_INPUT DATA_

>> Start

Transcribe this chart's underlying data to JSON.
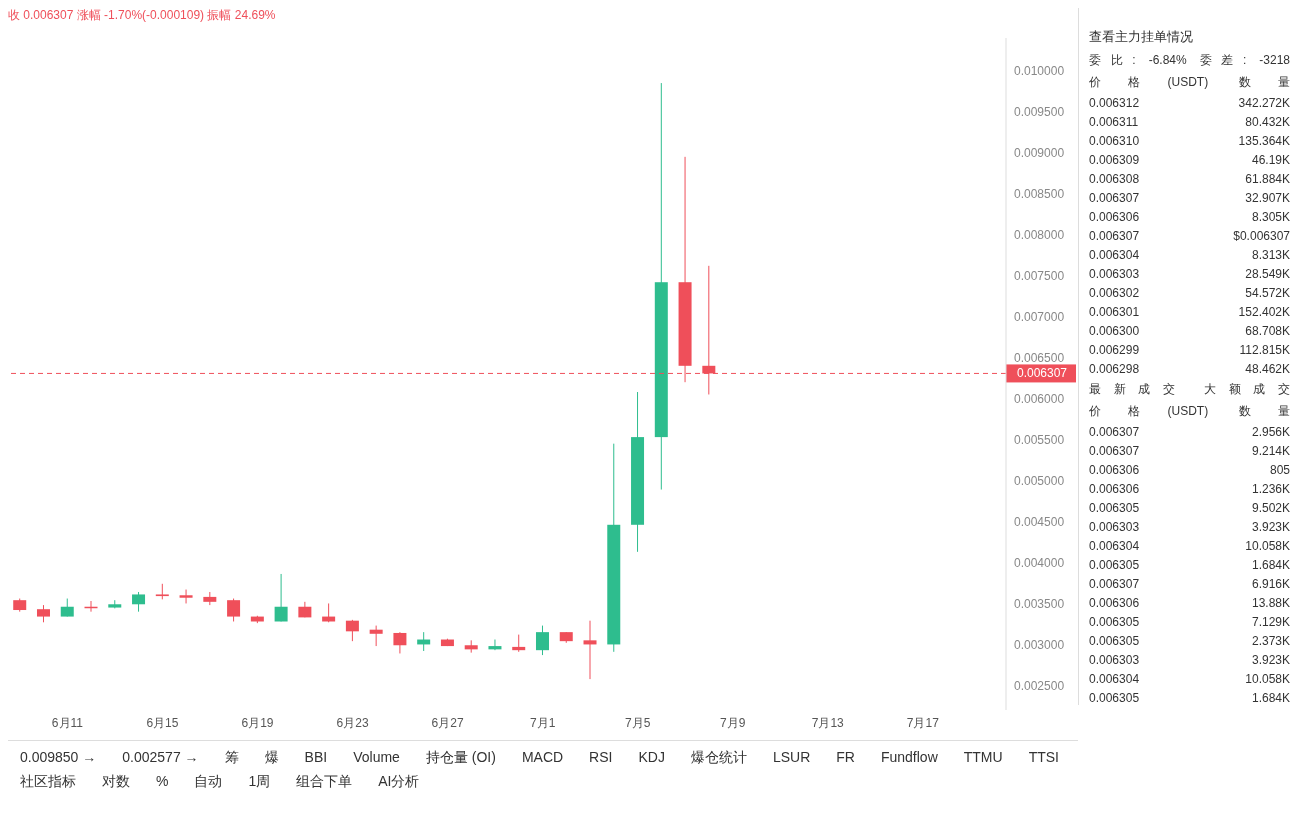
{
  "chart_data": [
    {
      "type": "candlestick",
      "subtitle": "收 0.006307 涨幅 -1.70%(-0.000109) 振幅 24.69%",
      "categories": [
        null,
        null,
        "6月11",
        null,
        null,
        null,
        "6月15",
        null,
        null,
        null,
        "6月19",
        null,
        null,
        null,
        "6月23",
        null,
        null,
        null,
        "6月27",
        null,
        null,
        null,
        "7月1",
        null,
        null,
        null,
        "7月5",
        null,
        null,
        null,
        "7月9",
        null,
        null,
        null,
        "7月13",
        null,
        null,
        null,
        "7月17",
        null,
        null,
        null
      ],
      "ohlc": [
        [
          0.00354,
          0.00356,
          0.0034,
          0.00342
        ],
        [
          0.00343,
          0.00348,
          0.00327,
          0.00334
        ],
        [
          0.00334,
          0.00356,
          0.00334,
          0.00346
        ],
        [
          0.00346,
          0.00353,
          0.0034,
          0.00345
        ],
        [
          0.00345,
          0.00354,
          0.00344,
          0.00349
        ],
        [
          0.00349,
          0.00364,
          0.0034,
          0.00361
        ],
        [
          0.00361,
          0.00374,
          0.00355,
          0.00359
        ],
        [
          0.0036,
          0.00367,
          0.0035,
          0.00357
        ],
        [
          0.00358,
          0.00364,
          0.00348,
          0.00352
        ],
        [
          0.00354,
          0.00356,
          0.00328,
          0.00334
        ],
        [
          0.00334,
          0.00335,
          0.00326,
          0.00328
        ],
        [
          0.00328,
          0.00386,
          0.00328,
          0.00346
        ],
        [
          0.00346,
          0.00352,
          0.00333,
          0.00333
        ],
        [
          0.00334,
          0.0035,
          0.00327,
          0.00328
        ],
        [
          0.00329,
          0.0033,
          0.00304,
          0.00316
        ],
        [
          0.00318,
          0.00323,
          0.00298,
          0.00313
        ],
        [
          0.00314,
          0.00315,
          0.00289,
          0.00299
        ],
        [
          0.003,
          0.00315,
          0.00292,
          0.00306
        ],
        [
          0.00306,
          0.00307,
          0.00298,
          0.00298
        ],
        [
          0.00299,
          0.00305,
          0.0029,
          0.00294
        ],
        [
          0.00294,
          0.00306,
          0.00293,
          0.00298
        ],
        [
          0.00297,
          0.00312,
          0.00291,
          0.00293
        ],
        [
          0.00293,
          0.00323,
          0.00287,
          0.00315
        ],
        [
          0.00315,
          0.00315,
          0.00302,
          0.00304
        ],
        [
          0.00305,
          0.00329,
          0.002577,
          0.003
        ],
        [
          0.003,
          0.00545,
          0.00291,
          0.00446
        ],
        [
          0.00446,
          0.00608,
          0.00413,
          0.00553
        ],
        [
          0.00553,
          0.00985,
          0.00489,
          0.00742
        ],
        [
          0.00742,
          0.00895,
          0.0062,
          0.0064
        ],
        [
          0.0064,
          0.00762,
          0.00605,
          0.006307
        ],
        null,
        null,
        null,
        null,
        null,
        null,
        null,
        null,
        null,
        null,
        null,
        null
      ],
      "colors": [
        "#ef4f5a",
        "#ef4f5a",
        "#2ebd8e",
        "#ef4f5a",
        "#2ebd8e",
        "#2ebd8e",
        "#ef4f5a",
        "#ef4f5a",
        "#ef4f5a",
        "#ef4f5a",
        "#ef4f5a",
        "#2ebd8e",
        "#ef4f5a",
        "#ef4f5a",
        "#ef4f5a",
        "#ef4f5a",
        "#ef4f5a",
        "#2ebd8e",
        "#ef4f5a",
        "#ef4f5a",
        "#2ebd8e",
        "#ef4f5a",
        "#2ebd8e",
        "#ef4f5a",
        "#ef4f5a",
        "#2ebd8e",
        "#2ebd8e",
        "#2ebd8e",
        "#ef4f5a",
        "#ef4f5a",
        null,
        null,
        null,
        null,
        null,
        null,
        null,
        null,
        null,
        null,
        null,
        null
      ],
      "ylim": [
        0.0022,
        0.0104
      ],
      "yticks": [
        {
          "value": 0.0025,
          "label": "0.002500"
        },
        {
          "value": 0.003,
          "label": "0.003000"
        },
        {
          "value": 0.0035,
          "label": "0.003500"
        },
        {
          "value": 0.004,
          "label": "0.004000"
        },
        {
          "value": 0.0045,
          "label": "0.004500"
        },
        {
          "value": 0.005,
          "label": "0.005000"
        },
        {
          "value": 0.0055,
          "label": "0.005500"
        },
        {
          "value": 0.006,
          "label": "0.006000"
        },
        {
          "value": 0.0065,
          "label": "0.006500"
        },
        {
          "value": 0.007,
          "label": "0.007000"
        },
        {
          "value": 0.0075,
          "label": "0.007500"
        },
        {
          "value": 0.008,
          "label": "0.008000"
        },
        {
          "value": 0.0085,
          "label": "0.008500"
        },
        {
          "value": 0.009,
          "label": "0.009000"
        },
        {
          "value": 0.0095,
          "label": "0.009500"
        },
        {
          "value": 0.01,
          "label": "0.010000"
        }
      ],
      "ref_lines": [
        {
          "axis": "y",
          "value": 0.006307,
          "label": "0.006307",
          "color": "#ef4f5a",
          "line_style": "dashed"
        }
      ],
      "annotations": [
        "0.009850 →",
        "0.002577 →",
        "筹",
        "爆",
        "BBI",
        "Volume",
        "持仓量 (OI)",
        "MACD",
        "RSI",
        "KDJ",
        "爆仓统计",
        "LSUR",
        "FR",
        "Fundflow",
        "TTMU",
        "TTSI",
        "社区指标",
        "对数",
        "%",
        "自动",
        "1周",
        "组合下单",
        "AI分析"
      ]
    },
    {
      "type": "other",
      "title": "查看主力挂单情况",
      "annotations": [
        "委比: -6.84% 委差: -3218",
        "价格(USDT) 数量",
        "0.006312 342.272K",
        "0.006311 80.432K",
        "0.006310 135.364K",
        "0.006309 46.19K",
        "0.006308 61.884K",
        "0.006307 32.907K",
        "0.006306 8.305K",
        "0.006307 $0.006307",
        "0.006304 8.313K",
        "0.006303 28.549K",
        "0.006302 54.572K",
        "0.006301 152.402K",
        "0.006300 68.708K",
        "0.006299 112.815K",
        "0.006298 48.462K",
        "最新成交 大额成交",
        "价格(USDT) 数量",
        "0.006307 2.956K",
        "0.006307 9.214K",
        "0.006306 805",
        "0.006306 1.236K",
        "0.006305 9.502K",
        "0.006303 3.923K",
        "0.006304 10.058K",
        "0.006305 1.684K",
        "0.006307 6.916K",
        "0.006306 13.88K",
        "0.006305 7.129K",
        "0.006305 2.373K",
        "0.006303 3.923K",
        "0.006304 10.058K",
        "0.006305 1.684K"
      ]
    }
  ]
}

>> End

Quote each record exactly as it stands, minus the pictures.

_COMPLETE RESPONSE_
Transcribe this chart's underlying data to JSON.
{
  "chart_data": [
    {
      "type": "candlestick",
      "subtitle": "收 0.006307 涨幅 -1.70%(-0.000109) 振幅 24.69%",
      "categories": [
        null,
        null,
        "6月11",
        null,
        null,
        null,
        "6月15",
        null,
        null,
        null,
        "6月19",
        null,
        null,
        null,
        "6月23",
        null,
        null,
        null,
        "6月27",
        null,
        null,
        null,
        "7月1",
        null,
        null,
        null,
        "7月5",
        null,
        null,
        null,
        "7月9",
        null,
        null,
        null,
        "7月13",
        null,
        null,
        null,
        "7月17",
        null,
        null,
        null
      ],
      "ohlc": [
        [
          0.00354,
          0.00356,
          0.0034,
          0.00342
        ],
        [
          0.00343,
          0.00348,
          0.00327,
          0.00334
        ],
        [
          0.00334,
          0.00356,
          0.00334,
          0.00346
        ],
        [
          0.00346,
          0.00353,
          0.0034,
          0.00345
        ],
        [
          0.00345,
          0.00354,
          0.00344,
          0.00349
        ],
        [
          0.00349,
          0.00364,
          0.0034,
          0.00361
        ],
        [
          0.00361,
          0.00374,
          0.00355,
          0.00359
        ],
        [
          0.0036,
          0.00367,
          0.0035,
          0.00357
        ],
        [
          0.00358,
          0.00364,
          0.00348,
          0.00352
        ],
        [
          0.00354,
          0.00356,
          0.00328,
          0.00334
        ],
        [
          0.00334,
          0.00335,
          0.00326,
          0.00328
        ],
        [
          0.00328,
          0.00386,
          0.00328,
          0.00346
        ],
        [
          0.00346,
          0.00352,
          0.00333,
          0.00333
        ],
        [
          0.00334,
          0.0035,
          0.00327,
          0.00328
        ],
        [
          0.00329,
          0.0033,
          0.00304,
          0.00316
        ],
        [
          0.00318,
          0.00323,
          0.00298,
          0.00313
        ],
        [
          0.00314,
          0.00315,
          0.00289,
          0.00299
        ],
        [
          0.003,
          0.00315,
          0.00292,
          0.00306
        ],
        [
          0.00306,
          0.00307,
          0.00298,
          0.00298
        ],
        [
          0.00299,
          0.00305,
          0.0029,
          0.00294
        ],
        [
          0.00294,
          0.00306,
          0.00293,
          0.00298
        ],
        [
          0.00297,
          0.00312,
          0.00291,
          0.00293
        ],
        [
          0.00293,
          0.00323,
          0.00287,
          0.00315
        ],
        [
          0.00315,
          0.00315,
          0.00302,
          0.00304
        ],
        [
          0.00305,
          0.00329,
          0.002577,
          0.003
        ],
        [
          0.003,
          0.00545,
          0.00291,
          0.00446
        ],
        [
          0.00446,
          0.00608,
          0.00413,
          0.00553
        ],
        [
          0.00553,
          0.00985,
          0.00489,
          0.00742
        ],
        [
          0.00742,
          0.00895,
          0.0062,
          0.0064
        ],
        [
          0.0064,
          0.00762,
          0.00605,
          0.006307
        ],
        null,
        null,
        null,
        null,
        null,
        null,
        null,
        null,
        null,
        null,
        null,
        null
      ],
      "colors": [
        "#ef4f5a",
        "#ef4f5a",
        "#2ebd8e",
        "#ef4f5a",
        "#2ebd8e",
        "#2ebd8e",
        "#ef4f5a",
        "#ef4f5a",
        "#ef4f5a",
        "#ef4f5a",
        "#ef4f5a",
        "#2ebd8e",
        "#ef4f5a",
        "#ef4f5a",
        "#ef4f5a",
        "#ef4f5a",
        "#ef4f5a",
        "#2ebd8e",
        "#ef4f5a",
        "#ef4f5a",
        "#2ebd8e",
        "#ef4f5a",
        "#2ebd8e",
        "#ef4f5a",
        "#ef4f5a",
        "#2ebd8e",
        "#2ebd8e",
        "#2ebd8e",
        "#ef4f5a",
        "#ef4f5a",
        null,
        null,
        null,
        null,
        null,
        null,
        null,
        null,
        null,
        null,
        null,
        null
      ],
      "ylim": [
        0.0022,
        0.0104
      ],
      "yticks": [
        {
          "value": 0.0025,
          "label": "0.002500"
        },
        {
          "value": 0.003,
          "label": "0.003000"
        },
        {
          "value": 0.0035,
          "label": "0.003500"
        },
        {
          "value": 0.004,
          "label": "0.004000"
        },
        {
          "value": 0.0045,
          "label": "0.004500"
        },
        {
          "value": 0.005,
          "label": "0.005000"
        },
        {
          "value": 0.0055,
          "label": "0.005500"
        },
        {
          "value": 0.006,
          "label": "0.006000"
        },
        {
          "value": 0.0065,
          "label": "0.006500"
        },
        {
          "value": 0.007,
          "label": "0.007000"
        },
        {
          "value": 0.0075,
          "label": "0.007500"
        },
        {
          "value": 0.008,
          "label": "0.008000"
        },
        {
          "value": 0.0085,
          "label": "0.008500"
        },
        {
          "value": 0.009,
          "label": "0.009000"
        },
        {
          "value": 0.0095,
          "label": "0.009500"
        },
        {
          "value": 0.01,
          "label": "0.010000"
        }
      ],
      "ref_lines": [
        {
          "axis": "y",
          "value": 0.006307,
          "label": "0.006307",
          "color": "#ef4f5a",
          "line_style": "dashed"
        }
      ],
      "annotations": [
        "0.009850 →",
        "0.002577 →",
        "筹",
        "爆",
        "BBI",
        "Volume",
        "持仓量 (OI)",
        "MACD",
        "RSI",
        "KDJ",
        "爆仓统计",
        "LSUR",
        "FR",
        "Fundflow",
        "TTMU",
        "TTSI",
        "社区指标",
        "对数",
        "%",
        "自动",
        "1周",
        "组合下单",
        "AI分析"
      ]
    },
    {
      "type": "other",
      "title": "查看主力挂单情况",
      "annotations": [
        "委比: -6.84% 委差: -3218",
        "价格(USDT) 数量",
        "0.006312 342.272K",
        "0.006311 80.432K",
        "0.006310 135.364K",
        "0.006309 46.19K",
        "0.006308 61.884K",
        "0.006307 32.907K",
        "0.006306 8.305K",
        "0.006307 $0.006307",
        "0.006304 8.313K",
        "0.006303 28.549K",
        "0.006302 54.572K",
        "0.006301 152.402K",
        "0.006300 68.708K",
        "0.006299 112.815K",
        "0.006298 48.462K",
        "最新成交 大额成交",
        "价格(USDT) 数量",
        "0.006307 2.956K",
        "0.006307 9.214K",
        "0.006306 805",
        "0.006306 1.236K",
        "0.006305 9.502K",
        "0.006303 3.923K",
        "0.006304 10.058K",
        "0.006305 1.684K",
        "0.006307 6.916K",
        "0.006306 13.88K",
        "0.006305 7.129K",
        "0.006305 2.373K",
        "0.006303 3.923K",
        "0.006304 10.058K",
        "0.006305 1.684K"
      ]
    }
  ]
}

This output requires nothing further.